----- STORED ROWS

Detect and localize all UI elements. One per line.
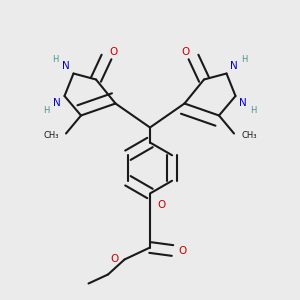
Text: CH₃: CH₃ <box>43 130 58 140</box>
Text: N: N <box>62 61 70 71</box>
Text: H: H <box>250 106 257 115</box>
Text: O: O <box>182 47 190 58</box>
Text: O: O <box>178 245 187 256</box>
Text: H: H <box>43 106 50 115</box>
Text: N: N <box>239 98 247 109</box>
Text: N: N <box>53 98 61 109</box>
Text: H: H <box>241 55 248 64</box>
Text: CH₃: CH₃ <box>242 130 257 140</box>
Text: O: O <box>110 254 118 265</box>
Text: N: N <box>230 61 238 71</box>
Text: H: H <box>52 55 59 64</box>
Text: O: O <box>158 200 166 211</box>
Text: O: O <box>110 47 118 58</box>
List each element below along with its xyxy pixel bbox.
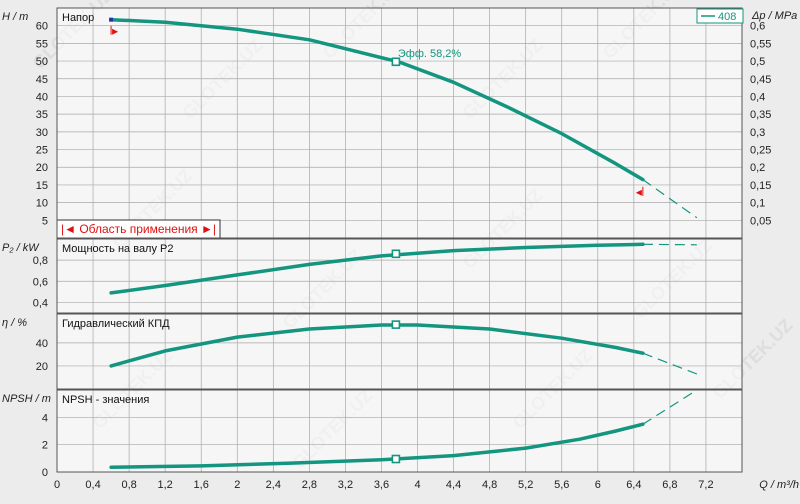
x-tick-label: 5,6: [554, 479, 569, 491]
right-tick-label: 0,05: [750, 215, 771, 227]
curve-extrapolation-power: [642, 243, 697, 246]
panel-border: [56, 7, 743, 239]
panel-title: NPSH - значения: [62, 394, 149, 406]
operating-point-marker: [391, 57, 401, 67]
curve-line-power: [109, 242, 645, 295]
y-axis-label: P₂ / kW: [2, 242, 40, 254]
y-tick-label: 0,6: [33, 276, 48, 288]
panel-head: 5 10 15 20 25 30 35 40 45 50 55 60 0,05 0,1 0,15 0,2 0,2…: [2, 7, 797, 239]
right-tick-label: 0,4: [750, 91, 765, 103]
operating-point-marker: [391, 249, 401, 259]
legend-box: [696, 8, 744, 24]
curve-line-npsh: [109, 422, 645, 469]
x-tick-label: 7,2: [698, 479, 713, 491]
x-tick-label: 5,2: [518, 479, 533, 491]
y-tick-label: 25: [36, 145, 48, 157]
right-tick-label: 0,5: [750, 56, 765, 68]
x-tick-label: 3,2: [338, 479, 353, 491]
panel-efficiency: 20 40 η / % Гидравлический КПД: [2, 313, 743, 390]
x-tick-label: 2,4: [266, 479, 281, 491]
x-tick-label: 3,6: [374, 479, 389, 491]
right-tick-label: 0,45: [750, 74, 771, 86]
right-tick-label: 0,3: [750, 127, 765, 139]
y-axis-label: H / m: [2, 11, 28, 23]
y-tick-label: 45: [36, 74, 48, 86]
panel-power: 0,4 0,6 0,8P₂ / kW Мощность на валу P2: [2, 238, 743, 314]
y-tick-label: 0: [42, 467, 48, 479]
curve-start-marker: [109, 17, 114, 22]
y-tick-label: 60: [36, 21, 48, 33]
right-tick-label: 0,1: [750, 198, 765, 210]
panel-title: Мощность на валу P2: [62, 243, 174, 255]
application-range-label: |◄ Область применения ►|: [61, 222, 216, 236]
y-tick-label: 35: [36, 109, 48, 121]
panel-title: Напор: [62, 12, 94, 24]
range-marker-arrow: [112, 28, 119, 35]
panel-title: Гидравлический КПД: [62, 318, 170, 330]
plot-area: [57, 8, 742, 238]
x-axis-label: Q / m³/h: [759, 479, 799, 491]
y-tick-label: 40: [36, 91, 48, 103]
y-tick-label: 20: [36, 361, 48, 373]
y-tick-label: 2: [42, 440, 48, 452]
x-tick-label: 1,6: [194, 479, 209, 491]
range-marker-arrow: [635, 189, 642, 196]
x-tick-label: 0,8: [121, 479, 136, 491]
x-tick-label: 0: [54, 479, 60, 491]
x-tick-label: 4: [414, 479, 420, 491]
right-axis-label: Δp / MPa: [751, 10, 797, 22]
panel-border: [56, 313, 743, 390]
y-tick-label: 30: [36, 127, 48, 139]
y-tick-label: 20: [36, 162, 48, 174]
x-tick-label: 6: [595, 479, 601, 491]
panel-npsh: 0 2 4 NPSH / m NPSH - значения: [2, 389, 743, 479]
y-tick-label: 15: [36, 180, 48, 192]
right-tick-label: 0,25: [750, 145, 771, 157]
efficiency-annotation: Эфф. 58,2%: [398, 48, 462, 60]
x-tick-label: 0,4: [85, 479, 100, 491]
y-tick-label: 50: [36, 56, 48, 68]
panel-border: [56, 238, 743, 314]
x-tick-label: 4,8: [482, 479, 497, 491]
right-tick-label: 0,55: [750, 38, 771, 50]
x-tick-label: 1,2: [158, 479, 173, 491]
y-tick-label: 55: [36, 38, 48, 50]
legend-label: 408: [718, 11, 736, 23]
curve-extrapolation-head: [642, 179, 698, 219]
right-tick-label: 0,15: [750, 180, 771, 192]
x-tick-label: 2: [234, 479, 240, 491]
y-tick-label: 10: [36, 198, 48, 210]
right-tick-label: 0,35: [750, 109, 771, 121]
x-tick-label: 6,8: [662, 479, 677, 491]
x-tick-label: 2,8: [302, 479, 317, 491]
panel-border: [56, 389, 743, 473]
curve-extrapolation-efficiency: [642, 352, 698, 375]
y-axis-label: NPSH / m: [2, 393, 51, 405]
operating-point-marker: [391, 320, 401, 329]
x-tick-label: 6,4: [626, 479, 641, 491]
y-tick-label: 0,8: [33, 255, 48, 267]
y-tick-label: 5: [42, 215, 48, 227]
x-tick-label: 4,4: [446, 479, 461, 491]
y-tick-label: 40: [36, 338, 48, 350]
operating-point-marker: [391, 454, 401, 464]
curve-extrapolation-npsh: [642, 389, 698, 425]
right-tick-label: 0,2: [750, 162, 765, 174]
y-tick-label: 0,4: [33, 297, 48, 309]
right-tick-label: 0,6: [750, 21, 765, 33]
y-tick-label: 4: [42, 412, 48, 424]
y-axis-label: η / %: [2, 317, 27, 329]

----------

WHAT YOU NEED TO DO:
Copy the lines above verbatim, starting with the line that contains "Text: CH₃: CH₃ <box>43 130 58 140</box>" and ending with the line that contains "List each element", including both of those lines.

OUTPUT BELOW:
Text: CH₃: CH₃ <box>43 130 58 140</box>
Text: N: N <box>62 61 70 71</box>
Text: H: H <box>250 106 257 115</box>
Text: O: O <box>182 47 190 58</box>
Text: O: O <box>178 245 187 256</box>
Text: H: H <box>43 106 50 115</box>
Text: N: N <box>239 98 247 109</box>
Text: N: N <box>53 98 61 109</box>
Text: H: H <box>241 55 248 64</box>
Text: CH₃: CH₃ <box>242 130 257 140</box>
Text: O: O <box>110 254 118 265</box>
Text: N: N <box>230 61 238 71</box>
Text: H: H <box>52 55 59 64</box>
Text: O: O <box>158 200 166 211</box>
Text: O: O <box>110 47 118 58</box>
List each element below along with its xyxy pixel bbox.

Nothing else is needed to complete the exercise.